----- Input rows -----

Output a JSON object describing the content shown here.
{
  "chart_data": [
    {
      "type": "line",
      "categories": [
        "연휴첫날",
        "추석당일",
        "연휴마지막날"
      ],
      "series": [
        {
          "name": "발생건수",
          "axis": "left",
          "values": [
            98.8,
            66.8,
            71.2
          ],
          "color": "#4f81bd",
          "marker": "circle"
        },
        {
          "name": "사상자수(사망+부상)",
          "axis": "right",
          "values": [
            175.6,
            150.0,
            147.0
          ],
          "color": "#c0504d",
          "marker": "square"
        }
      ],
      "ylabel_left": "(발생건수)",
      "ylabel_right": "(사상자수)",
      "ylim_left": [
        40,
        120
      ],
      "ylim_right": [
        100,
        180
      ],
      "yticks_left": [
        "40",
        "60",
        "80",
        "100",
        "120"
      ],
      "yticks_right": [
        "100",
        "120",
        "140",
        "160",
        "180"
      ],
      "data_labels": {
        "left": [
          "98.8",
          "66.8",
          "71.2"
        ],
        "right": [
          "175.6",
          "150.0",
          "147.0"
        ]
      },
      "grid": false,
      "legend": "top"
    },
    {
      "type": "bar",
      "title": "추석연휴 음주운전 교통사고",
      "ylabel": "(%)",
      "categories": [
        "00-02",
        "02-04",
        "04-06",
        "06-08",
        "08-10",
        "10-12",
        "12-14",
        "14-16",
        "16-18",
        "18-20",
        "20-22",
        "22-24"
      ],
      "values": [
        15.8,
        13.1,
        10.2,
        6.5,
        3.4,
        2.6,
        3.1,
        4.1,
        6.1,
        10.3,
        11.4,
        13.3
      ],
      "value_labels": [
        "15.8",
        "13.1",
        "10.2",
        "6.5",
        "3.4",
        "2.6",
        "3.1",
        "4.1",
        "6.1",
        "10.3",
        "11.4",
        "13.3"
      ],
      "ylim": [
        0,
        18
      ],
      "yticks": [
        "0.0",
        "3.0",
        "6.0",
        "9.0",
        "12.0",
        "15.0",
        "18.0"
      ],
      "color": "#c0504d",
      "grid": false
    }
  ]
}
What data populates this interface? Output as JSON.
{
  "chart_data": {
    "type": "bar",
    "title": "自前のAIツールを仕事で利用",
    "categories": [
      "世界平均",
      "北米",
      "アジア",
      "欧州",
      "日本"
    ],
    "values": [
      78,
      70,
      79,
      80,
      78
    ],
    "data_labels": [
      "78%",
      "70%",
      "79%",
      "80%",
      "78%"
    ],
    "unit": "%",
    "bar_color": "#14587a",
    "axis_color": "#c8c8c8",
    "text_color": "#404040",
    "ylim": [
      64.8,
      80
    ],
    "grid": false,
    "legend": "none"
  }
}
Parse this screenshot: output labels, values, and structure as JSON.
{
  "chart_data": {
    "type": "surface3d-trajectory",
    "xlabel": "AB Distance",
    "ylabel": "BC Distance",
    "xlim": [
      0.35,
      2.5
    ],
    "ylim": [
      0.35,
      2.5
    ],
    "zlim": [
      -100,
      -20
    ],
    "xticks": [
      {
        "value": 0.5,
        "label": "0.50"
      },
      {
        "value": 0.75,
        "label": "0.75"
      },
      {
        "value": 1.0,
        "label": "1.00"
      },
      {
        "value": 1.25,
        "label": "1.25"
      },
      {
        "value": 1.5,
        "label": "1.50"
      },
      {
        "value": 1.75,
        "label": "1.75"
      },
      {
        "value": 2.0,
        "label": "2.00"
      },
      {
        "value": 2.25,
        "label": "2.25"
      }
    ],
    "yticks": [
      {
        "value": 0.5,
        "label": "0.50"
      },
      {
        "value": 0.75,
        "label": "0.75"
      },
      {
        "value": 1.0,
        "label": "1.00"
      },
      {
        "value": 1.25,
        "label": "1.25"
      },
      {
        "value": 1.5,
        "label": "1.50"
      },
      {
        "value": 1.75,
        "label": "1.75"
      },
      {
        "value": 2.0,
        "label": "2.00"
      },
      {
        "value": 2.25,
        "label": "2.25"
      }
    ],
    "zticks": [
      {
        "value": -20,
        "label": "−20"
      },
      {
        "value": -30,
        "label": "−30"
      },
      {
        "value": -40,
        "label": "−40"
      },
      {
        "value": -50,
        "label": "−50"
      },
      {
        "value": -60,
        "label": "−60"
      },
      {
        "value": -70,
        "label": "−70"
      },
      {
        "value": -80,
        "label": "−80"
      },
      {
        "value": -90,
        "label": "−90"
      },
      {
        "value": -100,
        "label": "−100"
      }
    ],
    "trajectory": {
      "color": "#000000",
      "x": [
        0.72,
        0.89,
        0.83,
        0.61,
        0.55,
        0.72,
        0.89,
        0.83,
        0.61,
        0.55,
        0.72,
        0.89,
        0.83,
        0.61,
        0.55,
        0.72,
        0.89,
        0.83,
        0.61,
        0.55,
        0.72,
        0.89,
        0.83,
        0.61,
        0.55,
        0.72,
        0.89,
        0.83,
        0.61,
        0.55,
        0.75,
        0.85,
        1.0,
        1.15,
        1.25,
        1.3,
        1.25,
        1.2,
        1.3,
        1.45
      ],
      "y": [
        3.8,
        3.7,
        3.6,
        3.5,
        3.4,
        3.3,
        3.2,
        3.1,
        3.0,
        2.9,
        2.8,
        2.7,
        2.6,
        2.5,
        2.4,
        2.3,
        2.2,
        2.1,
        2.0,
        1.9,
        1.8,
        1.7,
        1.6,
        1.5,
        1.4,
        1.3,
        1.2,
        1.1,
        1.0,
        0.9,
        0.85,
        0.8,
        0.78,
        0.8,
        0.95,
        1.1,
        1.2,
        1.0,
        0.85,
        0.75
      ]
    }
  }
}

-----

> _Prompt_
Retype the whole listing, matching it exactly.

> _Correct result_
Output a JSON object describing the content shown here.
{
  "chart_data": [
    {
      "type": "line",
      "categories": [
        "연휴첫날",
        "추석당일",
        "연휴마지막날"
      ],
      "series": [
        {
          "name": "발생건수",
          "axis": "left",
          "values": [
            98.8,
            66.8,
            71.2
          ],
          "color": "#4f81bd",
          "marker": "circle"
        },
        {
          "name": "사상자수(사망+부상)",
          "axis": "right",
          "values": [
            175.6,
            150.0,
            147.0
          ],
          "color": "#c0504d",
          "marker": "square"
        }
      ],
      "ylabel_left": "(발생건수)",
      "ylabel_right": "(사상자수)",
      "ylim_left": [
        40,
        120
      ],
      "ylim_right": [
        100,
        180
      ],
      "yticks_left": [
        "40",
        "60",
        "80",
        "100",
        "120"
      ],
      "yticks_right": [
        "100",
        "120",
        "140",
        "160",
        "180"
      ],
      "data_labels": {
        "left": [
          "98.8",
          "66.8",
          "71.2"
        ],
        "right": [
          "175.6",
          "150.0",
          "147.0"
        ]
      },
      "grid": false,
      "legend": "top"
    },
    {
      "type": "bar",
      "title": "추석연휴 음주운전 교통사고",
      "ylabel": "(%)",
      "categories": [
        "00-02",
        "02-04",
        "04-06",
        "06-08",
        "08-10",
        "10-12",
        "12-14",
        "14-16",
        "16-18",
        "18-20",
        "20-22",
        "22-24"
      ],
      "values": [
        15.8,
        13.1,
        10.2,
        6.5,
        3.4,
        2.6,
        3.1,
        4.1,
        6.1,
        10.3,
        11.4,
        13.3
      ],
      "value_labels": [
        "15.8",
        "13.1",
        "10.2",
        "6.5",
        "3.4",
        "2.6",
        "3.1",
        "4.1",
        "6.1",
        "10.3",
        "11.4",
        "13.3"
      ],
      "ylim": [
        0,
        18
      ],
      "yticks": [
        "0.0",
        "3.0",
        "6.0",
        "9.0",
        "12.0",
        "15.0",
        "18.0"
      ],
      "color": "#c0504d",
      "grid": false
    }
  ]
}
What data populates this interface? Output as JSON.
{
  "chart_data": {
    "type": "bar",
    "title": "自前のAIツールを仕事で利用",
    "categories": [
      "世界平均",
      "北米",
      "アジア",
      "欧州",
      "日本"
    ],
    "values": [
      78,
      70,
      79,
      80,
      78
    ],
    "data_labels": [
      "78%",
      "70%",
      "79%",
      "80%",
      "78%"
    ],
    "unit": "%",
    "bar_color": "#14587a",
    "axis_color": "#c8c8c8",
    "text_color": "#404040",
    "ylim": [
      64.8,
      80
    ],
    "grid": false,
    "legend": "none"
  }
}
Parse this screenshot: output labels, values, and structure as JSON.
{
  "chart_data": {
    "type": "surface3d-trajectory",
    "xlabel": "AB Distance",
    "ylabel": "BC Distance",
    "xlim": [
      0.35,
      2.5
    ],
    "ylim": [
      0.35,
      2.5
    ],
    "zlim": [
      -100,
      -20
    ],
    "xticks": [
      {
        "value": 0.5,
        "label": "0.50"
      },
      {
        "value": 0.75,
        "label": "0.75"
      },
      {
        "value": 1.0,
        "label": "1.00"
      },
      {
        "value": 1.25,
        "label": "1.25"
      },
      {
        "value": 1.5,
        "label": "1.50"
      },
      {
        "value": 1.75,
        "label": "1.75"
      },
      {
        "value": 2.0,
        "label": "2.00"
      },
      {
        "value": 2.25,
        "label": "2.25"
      }
    ],
    "yticks": [
      {
        "value": 0.5,
        "label": "0.50"
      },
      {
        "value": 0.75,
        "label": "0.75"
      },
      {
        "value": 1.0,
        "label": "1.00"
      },
      {
        "value": 1.25,
        "label": "1.25"
      },
      {
        "value": 1.5,
        "label": "1.50"
      },
      {
        "value": 1.75,
        "label": "1.75"
      },
      {
        "value": 2.0,
        "label": "2.00"
      },
      {
        "value": 2.25,
        "label": "2.25"
      }
    ],
    "zticks": [
      {
        "value": -20,
        "label": "−20"
      },
      {
        "value": -30,
        "label": "−30"
      },
      {
        "value": -40,
        "label": "−40"
      },
      {
        "value": -50,
        "label": "−50"
      },
      {
        "value": -60,
        "label": "−60"
      },
      {
        "value": -70,
        "label": "−70"
      },
      {
        "value": -80,
        "label": "−80"
      },
      {
        "value": -90,
        "label": "−90"
      },
      {
        "value": -100,
        "label": "−100"
      }
    ],
    "trajectory": {
      "color": "#000000",
      "x": [
        0.72,
        0.89,
        0.83,
        0.61,
        0.55,
        0.72,
        0.89,
        0.83,
        0.61,
        0.55,
        0.72,
        0.89,
        0.83,
        0.61,
        0.55,
        0.72,
        0.89,
        0.83,
        0.61,
        0.55,
        0.72,
        0.89,
        0.83,
        0.61,
        0.55,
        0.72,
        0.89,
        0.83,
        0.61,
        0.55,
        0.75,
        0.85,
        1.0,
        1.15,
        1.25,
        1.3,
        1.25,
        1.2,
        1.3,
        1.45
      ],
      "y": [
        3.8,
        3.7,
        3.6,
        3.5,
        3.4,
        3.3,
        3.2,
        3.1,
        3.0,
        2.9,
        2.8,
        2.7,
        2.6,
        2.5,
        2.4,
        2.3,
        2.2,
        2.1,
        2.0,
        1.9,
        1.8,
        1.7,
        1.6,
        1.5,
        1.4,
        1.3,
        1.2,
        1.1,
        1.0,
        0.9,
        0.85,
        0.8,
        0.78,
        0.8,
        0.95,
        1.1,
        1.2,
        1.0,
        0.85,
        0.75
      ]
    }
  }
}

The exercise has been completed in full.